What you need to do =>
Write out the records below once more, exactly as they stand.

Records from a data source
"""

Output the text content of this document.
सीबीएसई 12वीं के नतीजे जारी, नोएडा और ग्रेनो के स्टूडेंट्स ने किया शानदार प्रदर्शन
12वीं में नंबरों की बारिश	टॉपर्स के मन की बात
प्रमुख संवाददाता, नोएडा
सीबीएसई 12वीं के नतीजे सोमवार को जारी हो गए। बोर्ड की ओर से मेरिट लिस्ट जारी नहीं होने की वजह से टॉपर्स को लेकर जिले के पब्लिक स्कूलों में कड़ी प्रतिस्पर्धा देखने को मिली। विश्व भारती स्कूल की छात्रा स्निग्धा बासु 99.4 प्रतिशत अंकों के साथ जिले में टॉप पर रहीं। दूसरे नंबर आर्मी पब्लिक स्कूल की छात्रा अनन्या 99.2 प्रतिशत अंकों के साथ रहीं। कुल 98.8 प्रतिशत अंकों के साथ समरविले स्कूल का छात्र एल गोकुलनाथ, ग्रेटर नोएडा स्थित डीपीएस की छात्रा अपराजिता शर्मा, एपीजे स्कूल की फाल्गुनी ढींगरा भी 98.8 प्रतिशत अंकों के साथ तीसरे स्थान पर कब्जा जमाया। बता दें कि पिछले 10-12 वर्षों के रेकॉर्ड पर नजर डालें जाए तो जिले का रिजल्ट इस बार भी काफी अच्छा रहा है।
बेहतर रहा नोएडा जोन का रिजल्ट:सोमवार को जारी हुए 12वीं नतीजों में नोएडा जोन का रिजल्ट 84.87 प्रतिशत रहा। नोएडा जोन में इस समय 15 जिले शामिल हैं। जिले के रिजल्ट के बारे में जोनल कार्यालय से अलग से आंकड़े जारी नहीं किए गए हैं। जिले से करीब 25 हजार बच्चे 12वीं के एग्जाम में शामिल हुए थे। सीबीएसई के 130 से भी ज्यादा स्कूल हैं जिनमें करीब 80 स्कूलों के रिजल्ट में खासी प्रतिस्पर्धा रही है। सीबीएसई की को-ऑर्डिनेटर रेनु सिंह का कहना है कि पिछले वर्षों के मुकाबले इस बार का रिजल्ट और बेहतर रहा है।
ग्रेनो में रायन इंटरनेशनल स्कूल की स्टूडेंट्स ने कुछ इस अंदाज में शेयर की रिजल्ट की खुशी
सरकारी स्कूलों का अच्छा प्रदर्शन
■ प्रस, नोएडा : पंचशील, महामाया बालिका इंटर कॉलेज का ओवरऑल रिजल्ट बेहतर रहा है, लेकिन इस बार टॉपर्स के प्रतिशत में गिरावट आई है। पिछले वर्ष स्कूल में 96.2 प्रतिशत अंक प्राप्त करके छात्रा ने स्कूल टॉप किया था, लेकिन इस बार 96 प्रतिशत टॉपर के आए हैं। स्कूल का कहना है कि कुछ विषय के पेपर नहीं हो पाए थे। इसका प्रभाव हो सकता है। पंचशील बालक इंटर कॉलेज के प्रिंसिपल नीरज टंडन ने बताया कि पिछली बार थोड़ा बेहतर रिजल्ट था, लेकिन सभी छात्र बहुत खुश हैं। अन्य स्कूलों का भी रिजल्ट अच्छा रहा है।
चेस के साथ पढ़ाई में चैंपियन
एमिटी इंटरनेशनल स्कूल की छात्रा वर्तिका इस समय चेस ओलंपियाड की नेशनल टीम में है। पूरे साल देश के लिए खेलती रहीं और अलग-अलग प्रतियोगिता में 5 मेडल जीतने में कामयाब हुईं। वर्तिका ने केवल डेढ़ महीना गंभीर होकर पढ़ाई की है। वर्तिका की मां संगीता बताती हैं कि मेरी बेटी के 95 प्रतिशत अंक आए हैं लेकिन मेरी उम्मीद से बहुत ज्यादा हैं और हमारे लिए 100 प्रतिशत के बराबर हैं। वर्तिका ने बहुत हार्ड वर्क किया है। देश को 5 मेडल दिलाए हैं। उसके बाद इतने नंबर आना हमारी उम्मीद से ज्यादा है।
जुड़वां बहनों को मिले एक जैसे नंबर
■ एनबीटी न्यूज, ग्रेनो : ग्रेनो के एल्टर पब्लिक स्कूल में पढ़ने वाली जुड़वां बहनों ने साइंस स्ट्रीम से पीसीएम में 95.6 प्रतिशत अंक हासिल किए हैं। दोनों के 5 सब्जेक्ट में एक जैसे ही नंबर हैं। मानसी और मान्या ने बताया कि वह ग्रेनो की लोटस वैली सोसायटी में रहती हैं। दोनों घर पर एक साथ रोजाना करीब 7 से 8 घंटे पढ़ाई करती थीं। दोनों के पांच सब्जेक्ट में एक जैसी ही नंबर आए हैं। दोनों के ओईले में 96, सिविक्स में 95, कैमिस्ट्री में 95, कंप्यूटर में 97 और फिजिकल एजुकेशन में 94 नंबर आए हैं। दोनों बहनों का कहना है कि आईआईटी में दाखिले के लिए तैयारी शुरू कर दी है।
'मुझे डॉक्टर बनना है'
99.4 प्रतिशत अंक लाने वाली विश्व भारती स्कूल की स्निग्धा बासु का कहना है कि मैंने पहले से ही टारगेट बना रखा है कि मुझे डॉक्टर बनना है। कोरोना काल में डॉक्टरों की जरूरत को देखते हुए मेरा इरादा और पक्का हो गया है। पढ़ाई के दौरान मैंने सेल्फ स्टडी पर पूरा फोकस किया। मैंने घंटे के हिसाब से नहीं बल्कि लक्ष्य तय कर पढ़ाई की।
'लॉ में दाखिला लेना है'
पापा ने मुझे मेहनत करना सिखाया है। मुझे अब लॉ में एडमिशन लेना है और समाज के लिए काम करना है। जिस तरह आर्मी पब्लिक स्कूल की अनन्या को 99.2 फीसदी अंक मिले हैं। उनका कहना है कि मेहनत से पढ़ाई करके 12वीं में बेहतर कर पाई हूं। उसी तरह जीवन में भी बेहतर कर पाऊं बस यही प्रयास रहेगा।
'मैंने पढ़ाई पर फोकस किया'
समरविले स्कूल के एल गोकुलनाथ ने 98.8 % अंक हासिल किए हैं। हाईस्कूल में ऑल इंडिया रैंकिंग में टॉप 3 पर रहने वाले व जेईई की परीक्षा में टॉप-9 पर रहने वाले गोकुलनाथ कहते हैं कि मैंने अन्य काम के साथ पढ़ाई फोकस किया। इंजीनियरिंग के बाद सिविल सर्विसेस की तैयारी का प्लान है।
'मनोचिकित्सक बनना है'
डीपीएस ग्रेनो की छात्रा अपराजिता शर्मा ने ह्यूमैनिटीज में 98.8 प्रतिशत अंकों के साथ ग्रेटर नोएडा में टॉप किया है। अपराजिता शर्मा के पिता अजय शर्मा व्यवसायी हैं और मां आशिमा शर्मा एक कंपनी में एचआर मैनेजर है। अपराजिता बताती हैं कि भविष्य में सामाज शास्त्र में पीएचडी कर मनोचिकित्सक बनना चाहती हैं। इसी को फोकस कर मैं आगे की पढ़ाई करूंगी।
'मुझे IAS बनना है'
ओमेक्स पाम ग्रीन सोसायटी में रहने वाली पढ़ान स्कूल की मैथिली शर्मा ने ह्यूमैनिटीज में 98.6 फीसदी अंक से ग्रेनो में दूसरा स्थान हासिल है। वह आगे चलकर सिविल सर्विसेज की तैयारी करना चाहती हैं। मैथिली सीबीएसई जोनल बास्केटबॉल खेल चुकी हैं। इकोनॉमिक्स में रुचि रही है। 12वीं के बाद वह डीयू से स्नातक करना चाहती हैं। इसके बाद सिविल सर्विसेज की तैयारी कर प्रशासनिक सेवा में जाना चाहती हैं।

"""

Reply to the exercise =>
Output the text content of this document.
सीबीएसई 12वीं के नतीजे जारी, नोएडा और ग्रेनो के स्टूडेंट्स ने किया शानदार प्रदर्शन
12वीं में नंबरों की बारिश	टॉपर्स के मन की बात
प्रमुख संवाददाता, नोएडा
सीबीएसई 12वीं के नतीजे सोमवार को जारी हो गए। बोर्ड की ओर से मेरिट लिस्ट जारी नहीं होने की वजह से टॉपर्स को लेकर जिले के पब्लिक स्कूलों में कड़ी प्रतिस्पर्धा देखने को मिली। विश्व भारती स्कूल की छात्रा स्निग्धा बासु 99.4 प्रतिशत अंकों के साथ जिले में टॉप पर रहीं। दूसरे नंबर आर्मी पब्लिक स्कूल की छात्रा अनन्या 99.2 प्रतिशत अंकों के साथ रहीं। कुल 98.8 प्रतिशत अंकों के साथ समरविले स्कूल का छात्र एल गोकुलनाथ, ग्रेटर नोएडा स्थित डीपीएस की छात्रा अपराजिता शर्मा, एपीजे स्कूल की फाल्गुनी ढींगरा भी 98.8 प्रतिशत अंकों के साथ तीसरे स्थान पर कब्जा जमाया। बता दें कि पिछले 10-12 वर्षों के रेकॉर्ड पर नजर डालें जाए तो जिले का रिजल्ट इस बार भी काफी अच्छा रहा है।
बेहतर रहा नोएडा जोन का रिजल्ट:सोमवार को जारी हुए 12वीं नतीजों में नोएडा जोन का रिजल्ट 84.87 प्रतिशत रहा। नोएडा जोन में इस समय 15 जिले शामिल हैं। जिले के रिजल्ट के बारे में जोनल कार्यालय से अलग से आंकड़े जारी नहीं किए गए हैं। जिले से करीब 25 हजार बच्चे 12वीं के एग्जाम में शामिल हुए थे। सीबीएसई के 130 से भी ज्यादा स्कूल हैं जिनमें करीब 80 स्कूलों के रिजल्ट में खासी प्रतिस्पर्धा रही है। सीबीएसई की को-ऑर्डिनेटर रेनु सिंह का कहना है कि पिछले वर्षों के मुकाबले इस बार का रिजल्ट और बेहतर रहा है।
ग्रेनो में रायन इंटरनेशनल स्कूल की स्टूडेंट्स ने कुछ इस अंदाज में शेयर की रिजल्ट की खुशी
सरकारी स्कूलों का अच्छा प्रदर्शन
■ प्रस, नोएडा : पंचशील, महामाया बालिका इंटर कॉलेज का ओवरऑल रिजल्ट बेहतर रहा है, लेकिन इस बार टॉपर्स के प्रतिशत में गिरावट आई है। पिछले वर्ष स्कूल में 96.2 प्रतिशत अंक प्राप्त करके छात्रा ने स्कूल टॉप किया था, लेकिन इस बार 96 प्रतिशत टॉपर के आए हैं। स्कूल का कहना है कि कुछ विषय के पेपर नहीं हो पाए थे। इसका प्रभाव हो सकता है। पंचशील बालक इंटर कॉलेज के प्रिंसिपल नीरज टंडन ने बताया कि पिछली बार थोड़ा बेहतर रिजल्ट था, लेकिन सभी छात्र बहुत खुश हैं। अन्य स्कूलों का भी रिजल्ट अच्छा रहा है।
चेस के साथ पढ़ाई में चैंपियन
एमिटी इंटरनेशनल स्कूल की छात्रा वर्तिका इस समय चेस ओलंपियाड की नेशनल टीम में है। पूरे साल देश के लिए खेलती रहीं और अलग-अलग प्रतियोगिता में 5 मेडल जीतने में कामयाब हुईं। वर्तिका ने केवल डेढ़ महीना गंभीर होकर पढ़ाई की है। वर्तिका की मां संगीता बताती हैं कि मेरी बेटी के 95 प्रतिशत अंक आए हैं लेकिन मेरी उम्मीद से बहुत ज्यादा हैं और हमारे लिए 100 प्रतिशत के बराबर हैं। वर्तिका ने बहुत हार्ड वर्क किया है। देश को 5 मेडल दिलाए हैं। उसके बाद इतने नंबर आना हमारी उम्मीद से ज्यादा है।
जुड़वां बहनों को मिले एक जैसे नंबर
■ एनबीटी न्यूज, ग्रेनो : ग्रेनो के एल्टर पब्लिक स्कूल में पढ़ने वाली जुड़वां बहनों ने साइंस स्ट्रीम से पीसीएम में 95.6 प्रतिशत अंक हासिल किए हैं। दोनों के 5 सब्जेक्ट में एक जैसे ही नंबर हैं। मानसी और मान्या ने बताया कि वह ग्रेनो की लोटस वैली सोसायटी में रहती हैं। दोनों घर पर एक साथ रोजाना करीब 7 से 8 घंटे पढ़ाई करती थीं। दोनों के पांच सब्जेक्ट में एक जैसी ही नंबर आए हैं। दोनों के ओईले में 96, सिविक्स में 95, कैमिस्ट्री में 95, कंप्यूटर में 97 और फिजिकल एजुकेशन में 94 नंबर आए हैं। दोनों बहनों का कहना है कि आईआईटी में दाखिले के लिए तैयारी शुरू कर दी है।
'मुझे डॉक्टर बनना है'
99.4 प्रतिशत अंक लाने वाली विश्व भारती स्कूल की स्निग्धा बासु का कहना है कि मैंने पहले से ही टारगेट बना रखा है कि मुझे डॉक्टर बनना है। कोरोना काल में डॉक्टरों की जरूरत को देखते हुए मेरा इरादा और पक्का हो गया है। पढ़ाई के दौरान मैंने सेल्फ स्टडी पर पूरा फोकस किया। मैंने घंटे के हिसाब से नहीं बल्कि लक्ष्य तय कर पढ़ाई की।
'लॉ में दाखिला लेना है'
पापा ने मुझे मेहनत करना सिखाया है। मुझे अब लॉ में एडमिशन लेना है और समाज के लिए काम करना है। जिस तरह आर्मी पब्लिक स्कूल की अनन्या को 99.2 फीसदी अंक मिले हैं। उनका कहना है कि मेहनत से पढ़ाई करके 12वीं में बेहतर कर पाई हूं। उसी तरह जीवन में भी बेहतर कर पाऊं बस यही प्रयास रहेगा।
'मैंने पढ़ाई पर फोकस किया'
समरविले स्कूल के एल गोकुलनाथ ने 98.8 % अंक हासिल किए हैं। हाईस्कूल में ऑल इंडिया रैंकिंग में टॉप 3 पर रहने वाले व जेईई की परीक्षा में टॉप-9 पर रहने वाले गोकुलनाथ कहते हैं कि मैंने अन्य काम के साथ पढ़ाई फोकस किया। इंजीनियरिंग के बाद सिविल सर्विसेस की तैयारी का प्लान है।
'मनोचिकित्सक बनना है'
डीपीएस ग्रेनो की छात्रा अपराजिता शर्मा ने ह्यूमैनिटीज में 98.8 प्रतिशत अंकों के साथ ग्रेटर नोएडा में टॉप किया है। अपराजिता शर्मा के पिता अजय शर्मा व्यवसायी हैं और मां आशिमा शर्मा एक कंपनी में एचआर मैनेजर है। अपराजिता बताती हैं कि भविष्य में सामाज शास्त्र में पीएचडी कर मनोचिकित्सक बनना चाहती हैं। इसी को फोकस कर मैं आगे की पढ़ाई करूंगी।
'मुझे IAS बनना है'
ओमेक्स पाम ग्रीन सोसायटी में रहने वाली पढ़ान स्कूल की मैथिली शर्मा ने ह्यूमैनिटीज में 98.6 फीसदी अंक से ग्रेनो में दूसरा स्थान हासिल है। वह आगे चलकर सिविल सर्विसेज की तैयारी करना चाहती हैं। मैथिली सीबीएसई जोनल बास्केटबॉल खेल चुकी हैं। इकोनॉमिक्स में रुचि रही है। 12वीं के बाद वह डीयू से स्नातक करना चाहती हैं। इसके बाद सिविल सर्विसेज की तैयारी कर प्रशासनिक सेवा में जाना चाहती हैं।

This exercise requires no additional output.